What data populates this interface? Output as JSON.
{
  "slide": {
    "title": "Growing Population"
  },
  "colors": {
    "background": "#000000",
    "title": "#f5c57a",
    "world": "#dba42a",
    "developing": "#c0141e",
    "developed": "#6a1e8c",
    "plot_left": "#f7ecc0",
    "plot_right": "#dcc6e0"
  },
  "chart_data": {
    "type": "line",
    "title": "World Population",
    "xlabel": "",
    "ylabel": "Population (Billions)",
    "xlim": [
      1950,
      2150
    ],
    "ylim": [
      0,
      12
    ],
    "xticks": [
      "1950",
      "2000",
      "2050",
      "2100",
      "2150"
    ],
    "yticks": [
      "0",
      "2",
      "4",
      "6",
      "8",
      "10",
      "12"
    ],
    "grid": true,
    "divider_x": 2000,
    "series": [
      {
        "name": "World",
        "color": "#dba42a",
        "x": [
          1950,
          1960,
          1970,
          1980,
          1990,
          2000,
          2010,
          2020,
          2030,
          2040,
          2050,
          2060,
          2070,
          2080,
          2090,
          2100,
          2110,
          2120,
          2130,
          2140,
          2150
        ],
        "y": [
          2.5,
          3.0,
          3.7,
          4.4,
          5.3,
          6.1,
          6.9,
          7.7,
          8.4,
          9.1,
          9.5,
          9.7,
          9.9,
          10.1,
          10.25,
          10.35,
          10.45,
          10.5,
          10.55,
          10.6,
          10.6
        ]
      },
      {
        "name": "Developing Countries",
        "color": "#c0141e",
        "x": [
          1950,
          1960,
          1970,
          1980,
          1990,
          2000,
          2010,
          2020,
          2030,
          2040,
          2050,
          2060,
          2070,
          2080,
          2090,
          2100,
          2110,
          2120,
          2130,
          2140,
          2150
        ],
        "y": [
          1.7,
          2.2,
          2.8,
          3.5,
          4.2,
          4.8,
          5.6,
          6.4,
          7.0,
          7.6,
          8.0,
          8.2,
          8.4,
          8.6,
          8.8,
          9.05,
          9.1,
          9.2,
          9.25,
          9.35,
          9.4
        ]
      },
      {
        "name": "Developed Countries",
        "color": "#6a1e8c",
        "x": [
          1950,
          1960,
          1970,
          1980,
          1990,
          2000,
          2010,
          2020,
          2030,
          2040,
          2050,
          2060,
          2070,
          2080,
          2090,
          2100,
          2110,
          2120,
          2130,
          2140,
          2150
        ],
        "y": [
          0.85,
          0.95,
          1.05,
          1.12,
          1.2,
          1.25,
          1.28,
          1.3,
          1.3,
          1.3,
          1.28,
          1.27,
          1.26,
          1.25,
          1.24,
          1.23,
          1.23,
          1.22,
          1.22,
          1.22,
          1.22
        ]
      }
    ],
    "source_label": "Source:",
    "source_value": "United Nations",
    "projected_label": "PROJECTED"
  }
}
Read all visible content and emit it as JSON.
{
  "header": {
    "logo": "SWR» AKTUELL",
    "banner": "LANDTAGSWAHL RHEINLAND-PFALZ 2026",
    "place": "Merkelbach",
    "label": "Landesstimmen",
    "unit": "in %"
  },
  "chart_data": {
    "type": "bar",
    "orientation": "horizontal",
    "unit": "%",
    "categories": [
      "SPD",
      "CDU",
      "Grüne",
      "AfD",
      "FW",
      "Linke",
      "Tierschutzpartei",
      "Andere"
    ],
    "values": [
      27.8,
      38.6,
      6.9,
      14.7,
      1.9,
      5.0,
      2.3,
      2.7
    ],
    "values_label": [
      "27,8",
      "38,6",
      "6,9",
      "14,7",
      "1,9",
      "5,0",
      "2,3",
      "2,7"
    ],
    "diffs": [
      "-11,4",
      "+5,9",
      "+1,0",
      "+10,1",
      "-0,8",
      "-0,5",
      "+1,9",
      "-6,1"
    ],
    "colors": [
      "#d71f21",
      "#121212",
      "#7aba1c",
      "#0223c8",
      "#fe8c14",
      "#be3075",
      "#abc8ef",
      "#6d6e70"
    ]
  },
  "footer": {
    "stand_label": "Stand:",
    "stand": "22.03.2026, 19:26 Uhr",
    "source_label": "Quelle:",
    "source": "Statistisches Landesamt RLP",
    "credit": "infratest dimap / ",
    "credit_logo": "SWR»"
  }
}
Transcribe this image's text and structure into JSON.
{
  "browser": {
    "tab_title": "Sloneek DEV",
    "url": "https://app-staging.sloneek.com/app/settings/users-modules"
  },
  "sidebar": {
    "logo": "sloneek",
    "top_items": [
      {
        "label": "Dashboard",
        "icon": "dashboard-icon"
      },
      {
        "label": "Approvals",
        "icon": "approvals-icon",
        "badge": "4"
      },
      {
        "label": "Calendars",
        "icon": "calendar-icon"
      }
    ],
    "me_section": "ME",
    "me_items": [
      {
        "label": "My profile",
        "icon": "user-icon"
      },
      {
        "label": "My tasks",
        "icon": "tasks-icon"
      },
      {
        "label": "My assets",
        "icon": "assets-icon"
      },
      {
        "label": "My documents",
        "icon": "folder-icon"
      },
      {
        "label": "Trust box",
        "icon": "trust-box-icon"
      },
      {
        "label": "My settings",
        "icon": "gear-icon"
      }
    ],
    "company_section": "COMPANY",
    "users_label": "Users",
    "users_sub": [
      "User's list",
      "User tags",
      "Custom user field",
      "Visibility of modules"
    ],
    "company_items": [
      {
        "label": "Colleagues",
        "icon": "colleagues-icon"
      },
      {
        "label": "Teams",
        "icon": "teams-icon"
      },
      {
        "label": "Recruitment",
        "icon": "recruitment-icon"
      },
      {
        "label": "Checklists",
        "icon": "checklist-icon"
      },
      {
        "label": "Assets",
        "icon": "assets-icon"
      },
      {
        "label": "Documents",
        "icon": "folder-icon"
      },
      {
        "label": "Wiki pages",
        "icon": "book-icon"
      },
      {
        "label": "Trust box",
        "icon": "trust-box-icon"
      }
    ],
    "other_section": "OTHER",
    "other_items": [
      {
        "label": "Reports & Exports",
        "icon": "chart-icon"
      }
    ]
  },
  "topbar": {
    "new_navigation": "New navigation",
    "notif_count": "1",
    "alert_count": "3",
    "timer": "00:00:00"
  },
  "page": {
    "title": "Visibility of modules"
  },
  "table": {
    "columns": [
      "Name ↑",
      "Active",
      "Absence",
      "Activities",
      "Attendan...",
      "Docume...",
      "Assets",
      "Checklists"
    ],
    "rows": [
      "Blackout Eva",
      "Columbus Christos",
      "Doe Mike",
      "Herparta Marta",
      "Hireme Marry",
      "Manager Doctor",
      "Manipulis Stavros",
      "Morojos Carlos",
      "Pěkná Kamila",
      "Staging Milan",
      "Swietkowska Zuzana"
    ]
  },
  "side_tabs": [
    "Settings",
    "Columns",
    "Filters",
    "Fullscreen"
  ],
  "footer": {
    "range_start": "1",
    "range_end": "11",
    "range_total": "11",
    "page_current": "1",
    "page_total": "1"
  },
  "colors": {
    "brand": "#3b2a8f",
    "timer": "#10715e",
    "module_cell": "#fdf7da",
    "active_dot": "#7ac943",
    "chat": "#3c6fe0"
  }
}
--------------------------------
Aim:
Reproduce the records above exactly as they appear.

Solved problem:
What data populates this interface? Output as JSON.
{
  "slide": {
    "title": "Growing Population"
  },
  "colors": {
    "background": "#000000",
    "title": "#f5c57a",
    "world": "#dba42a",
    "developing": "#c0141e",
    "developed": "#6a1e8c",
    "plot_left": "#f7ecc0",
    "plot_right": "#dcc6e0"
  },
  "chart_data": {
    "type": "line",
    "title": "World Population",
    "xlabel": "",
    "ylabel": "Population (Billions)",
    "xlim": [
      1950,
      2150
    ],
    "ylim": [
      0,
      12
    ],
    "xticks": [
      "1950",
      "2000",
      "2050",
      "2100",
      "2150"
    ],
    "yticks": [
      "0",
      "2",
      "4",
      "6",
      "8",
      "10",
      "12"
    ],
    "grid": true,
    "divider_x": 2000,
    "series": [
      {
        "name": "World",
        "color": "#dba42a",
        "x": [
          1950,
          1960,
          1970,
          1980,
          1990,
          2000,
          2010,
          2020,
          2030,
          2040,
          2050,
          2060,
          2070,
          2080,
          2090,
          2100,
          2110,
          2120,
          2130,
          2140,
          2150
        ],
        "y": [
          2.5,
          3.0,
          3.7,
          4.4,
          5.3,
          6.1,
          6.9,
          7.7,
          8.4,
          9.1,
          9.5,
          9.7,
          9.9,
          10.1,
          10.25,
          10.35,
          10.45,
          10.5,
          10.55,
          10.6,
          10.6
        ]
      },
      {
        "name": "Developing Countries",
        "color": "#c0141e",
        "x": [
          1950,
          1960,
          1970,
          1980,
          1990,
          2000,
          2010,
          2020,
          2030,
          2040,
          2050,
          2060,
          2070,
          2080,
          2090,
          2100,
          2110,
          2120,
          2130,
          2140,
          2150
        ],
        "y": [
          1.7,
          2.2,
          2.8,
          3.5,
          4.2,
          4.8,
          5.6,
          6.4,
          7.0,
          7.6,
          8.0,
          8.2,
          8.4,
          8.6,
          8.8,
          9.05,
          9.1,
          9.2,
          9.25,
          9.35,
          9.4
        ]
      },
      {
        "name": "Developed Countries",
        "color": "#6a1e8c",
        "x": [
          1950,
          1960,
          1970,
          1980,
          1990,
          2000,
          2010,
          2020,
          2030,
          2040,
          2050,
          2060,
          2070,
          2080,
          2090,
          2100,
          2110,
          2120,
          2130,
          2140,
          2150
        ],
        "y": [
          0.85,
          0.95,
          1.05,
          1.12,
          1.2,
          1.25,
          1.28,
          1.3,
          1.3,
          1.3,
          1.28,
          1.27,
          1.26,
          1.25,
          1.24,
          1.23,
          1.23,
          1.22,
          1.22,
          1.22,
          1.22
        ]
      }
    ],
    "source_label": "Source:",
    "source_value": "United Nations",
    "projected_label": "PROJECTED"
  }
}
Read all visible content and emit it as JSON.
{
  "header": {
    "logo": "SWR» AKTUELL",
    "banner": "LANDTAGSWAHL RHEINLAND-PFALZ 2026",
    "place": "Merkelbach",
    "label": "Landesstimmen",
    "unit": "in %"
  },
  "chart_data": {
    "type": "bar",
    "orientation": "horizontal",
    "unit": "%",
    "categories": [
      "SPD",
      "CDU",
      "Grüne",
      "AfD",
      "FW",
      "Linke",
      "Tierschutzpartei",
      "Andere"
    ],
    "values": [
      27.8,
      38.6,
      6.9,
      14.7,
      1.9,
      5.0,
      2.3,
      2.7
    ],
    "values_label": [
      "27,8",
      "38,6",
      "6,9",
      "14,7",
      "1,9",
      "5,0",
      "2,3",
      "2,7"
    ],
    "diffs": [
      "-11,4",
      "+5,9",
      "+1,0",
      "+10,1",
      "-0,8",
      "-0,5",
      "+1,9",
      "-6,1"
    ],
    "colors": [
      "#d71f21",
      "#121212",
      "#7aba1c",
      "#0223c8",
      "#fe8c14",
      "#be3075",
      "#abc8ef",
      "#6d6e70"
    ]
  },
  "footer": {
    "stand_label": "Stand:",
    "stand": "22.03.2026, 19:26 Uhr",
    "source_label": "Quelle:",
    "source": "Statistisches Landesamt RLP",
    "credit": "infratest dimap / ",
    "credit_logo": "SWR»"
  }
}
Transcribe this image's text and structure into JSON.
{
  "browser": {
    "tab_title": "Sloneek DEV",
    "url": "https://app-staging.sloneek.com/app/settings/users-modules"
  },
  "sidebar": {
    "logo": "sloneek",
    "top_items": [
      {
        "label": "Dashboard",
        "icon": "dashboard-icon"
      },
      {
        "label": "Approvals",
        "icon": "approvals-icon",
        "badge": "4"
      },
      {
        "label": "Calendars",
        "icon": "calendar-icon"
      }
    ],
    "me_section": "ME",
    "me_items": [
      {
        "label": "My profile",
        "icon": "user-icon"
      },
      {
        "label": "My tasks",
        "icon": "tasks-icon"
      },
      {
        "label": "My assets",
        "icon": "assets-icon"
      },
      {
        "label": "My documents",
        "icon": "folder-icon"
      },
      {
        "label": "Trust box",
        "icon": "trust-box-icon"
      },
      {
        "label": "My settings",
        "icon": "gear-icon"
      }
    ],
    "company_section": "COMPANY",
    "users_label": "Users",
    "users_sub": [
      "User's list",
      "User tags",
      "Custom user field",
      "Visibility of modules"
    ],
    "company_items": [
      {
        "label": "Colleagues",
        "icon": "colleagues-icon"
      },
      {
        "label": "Teams",
        "icon": "teams-icon"
      },
      {
        "label": "Recruitment",
        "icon": "recruitment-icon"
      },
      {
        "label": "Checklists",
        "icon": "checklist-icon"
      },
      {
        "label": "Assets",
        "icon": "assets-icon"
      },
      {
        "label": "Documents",
        "icon": "folder-icon"
      },
      {
        "label": "Wiki pages",
        "icon": "book-icon"
      },
      {
        "label": "Trust box",
        "icon": "trust-box-icon"
      }
    ],
    "other_section": "OTHER",
    "other_items": [
      {
        "label": "Reports & Exports",
        "icon": "chart-icon"
      }
    ]
  },
  "topbar": {
    "new_navigation": "New navigation",
    "notif_count": "1",
    "alert_count": "3",
    "timer": "00:00:00"
  },
  "page": {
    "title": "Visibility of modules"
  },
  "table": {
    "columns": [
      "Name ↑",
      "Active",
      "Absence",
      "Activities",
      "Attendan...",
      "Docume...",
      "Assets",
      "Checklists"
    ],
    "rows": [
      "Blackout Eva",
      "Columbus Christos",
      "Doe Mike",
      "Herparta Marta",
      "Hireme Marry",
      "Manager Doctor",
      "Manipulis Stavros",
      "Morojos Carlos",
      "Pěkná Kamila",
      "Staging Milan",
      "Swietkowska Zuzana"
    ]
  },
  "side_tabs": [
    "Settings",
    "Columns",
    "Filters",
    "Fullscreen"
  ],
  "footer": {
    "range_start": "1",
    "range_end": "11",
    "range_total": "11",
    "page_current": "1",
    "page_total": "1"
  },
  "colors": {
    "brand": "#3b2a8f",
    "timer": "#10715e",
    "module_cell": "#fdf7da",
    "active_dot": "#7ac943",
    "chat": "#3c6fe0"
  }
}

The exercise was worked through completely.